### Written problem
Send each entry back exactly as given, pictures excluded.

────────────────

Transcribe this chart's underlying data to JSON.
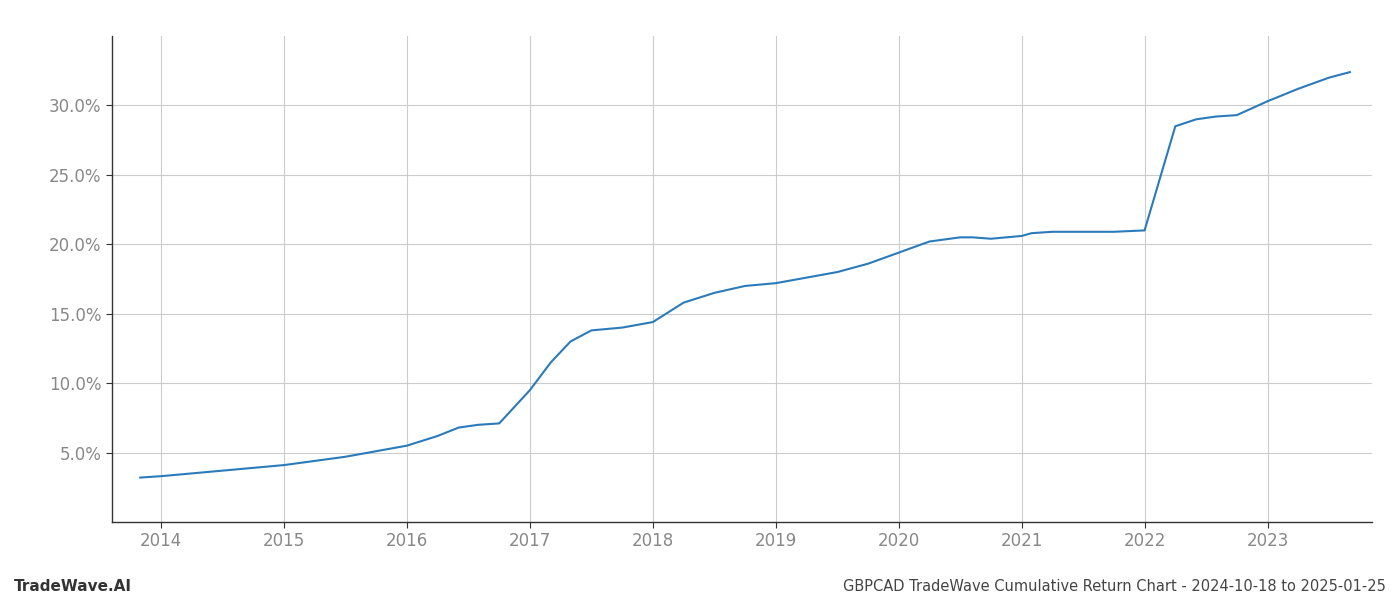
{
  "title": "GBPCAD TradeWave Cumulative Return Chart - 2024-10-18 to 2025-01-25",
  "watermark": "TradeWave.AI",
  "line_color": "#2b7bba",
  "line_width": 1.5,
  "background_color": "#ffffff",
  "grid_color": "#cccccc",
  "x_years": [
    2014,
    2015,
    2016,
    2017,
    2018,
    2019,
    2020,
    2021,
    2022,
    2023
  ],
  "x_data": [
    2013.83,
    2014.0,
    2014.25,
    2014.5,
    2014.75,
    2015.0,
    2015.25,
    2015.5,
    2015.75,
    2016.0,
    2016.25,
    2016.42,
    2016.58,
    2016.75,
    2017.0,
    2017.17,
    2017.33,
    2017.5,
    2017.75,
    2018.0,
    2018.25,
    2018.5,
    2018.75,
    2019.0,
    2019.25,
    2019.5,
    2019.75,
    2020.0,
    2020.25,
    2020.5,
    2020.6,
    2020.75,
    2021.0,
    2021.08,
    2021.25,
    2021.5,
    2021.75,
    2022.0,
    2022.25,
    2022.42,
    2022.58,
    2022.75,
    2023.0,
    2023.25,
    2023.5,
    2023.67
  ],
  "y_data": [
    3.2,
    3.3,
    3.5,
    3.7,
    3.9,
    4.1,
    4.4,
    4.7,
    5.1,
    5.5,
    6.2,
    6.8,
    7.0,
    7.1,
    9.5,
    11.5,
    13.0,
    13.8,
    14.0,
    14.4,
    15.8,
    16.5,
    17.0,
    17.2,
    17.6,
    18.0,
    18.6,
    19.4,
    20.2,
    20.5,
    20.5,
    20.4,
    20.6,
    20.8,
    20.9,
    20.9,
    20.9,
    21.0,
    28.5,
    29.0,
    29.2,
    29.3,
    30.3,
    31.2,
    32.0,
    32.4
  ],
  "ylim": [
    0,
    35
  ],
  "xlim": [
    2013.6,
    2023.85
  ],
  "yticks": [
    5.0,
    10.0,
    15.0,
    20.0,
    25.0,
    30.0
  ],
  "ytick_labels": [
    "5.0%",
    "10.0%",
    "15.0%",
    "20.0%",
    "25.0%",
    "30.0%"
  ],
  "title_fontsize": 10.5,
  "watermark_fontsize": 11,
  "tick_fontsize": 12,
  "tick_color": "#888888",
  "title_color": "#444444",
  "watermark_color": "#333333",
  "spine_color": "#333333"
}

────────────────

### Result for this exercise
Transcribe this chart's underlying data to JSON.
{
  "title": "GBPCAD TradeWave Cumulative Return Chart - 2024-10-18 to 2025-01-25",
  "watermark": "TradeWave.AI",
  "line_color": "#2b7bba",
  "line_width": 1.5,
  "background_color": "#ffffff",
  "grid_color": "#cccccc",
  "x_years": [
    2014,
    2015,
    2016,
    2017,
    2018,
    2019,
    2020,
    2021,
    2022,
    2023
  ],
  "x_data": [
    2013.83,
    2014.0,
    2014.25,
    2014.5,
    2014.75,
    2015.0,
    2015.25,
    2015.5,
    2015.75,
    2016.0,
    2016.25,
    2016.42,
    2016.58,
    2016.75,
    2017.0,
    2017.17,
    2017.33,
    2017.5,
    2017.75,
    2018.0,
    2018.25,
    2018.5,
    2018.75,
    2019.0,
    2019.25,
    2019.5,
    2019.75,
    2020.0,
    2020.25,
    2020.5,
    2020.6,
    2020.75,
    2021.0,
    2021.08,
    2021.25,
    2021.5,
    2021.75,
    2022.0,
    2022.25,
    2022.42,
    2022.58,
    2022.75,
    2023.0,
    2023.25,
    2023.5,
    2023.67
  ],
  "y_data": [
    3.2,
    3.3,
    3.5,
    3.7,
    3.9,
    4.1,
    4.4,
    4.7,
    5.1,
    5.5,
    6.2,
    6.8,
    7.0,
    7.1,
    9.5,
    11.5,
    13.0,
    13.8,
    14.0,
    14.4,
    15.8,
    16.5,
    17.0,
    17.2,
    17.6,
    18.0,
    18.6,
    19.4,
    20.2,
    20.5,
    20.5,
    20.4,
    20.6,
    20.8,
    20.9,
    20.9,
    20.9,
    21.0,
    28.5,
    29.0,
    29.2,
    29.3,
    30.3,
    31.2,
    32.0,
    32.4
  ],
  "ylim": [
    0,
    35
  ],
  "xlim": [
    2013.6,
    2023.85
  ],
  "yticks": [
    5.0,
    10.0,
    15.0,
    20.0,
    25.0,
    30.0
  ],
  "ytick_labels": [
    "5.0%",
    "10.0%",
    "15.0%",
    "20.0%",
    "25.0%",
    "30.0%"
  ],
  "title_fontsize": 10.5,
  "watermark_fontsize": 11,
  "tick_fontsize": 12,
  "tick_color": "#888888",
  "title_color": "#444444",
  "watermark_color": "#333333",
  "spine_color": "#333333"
}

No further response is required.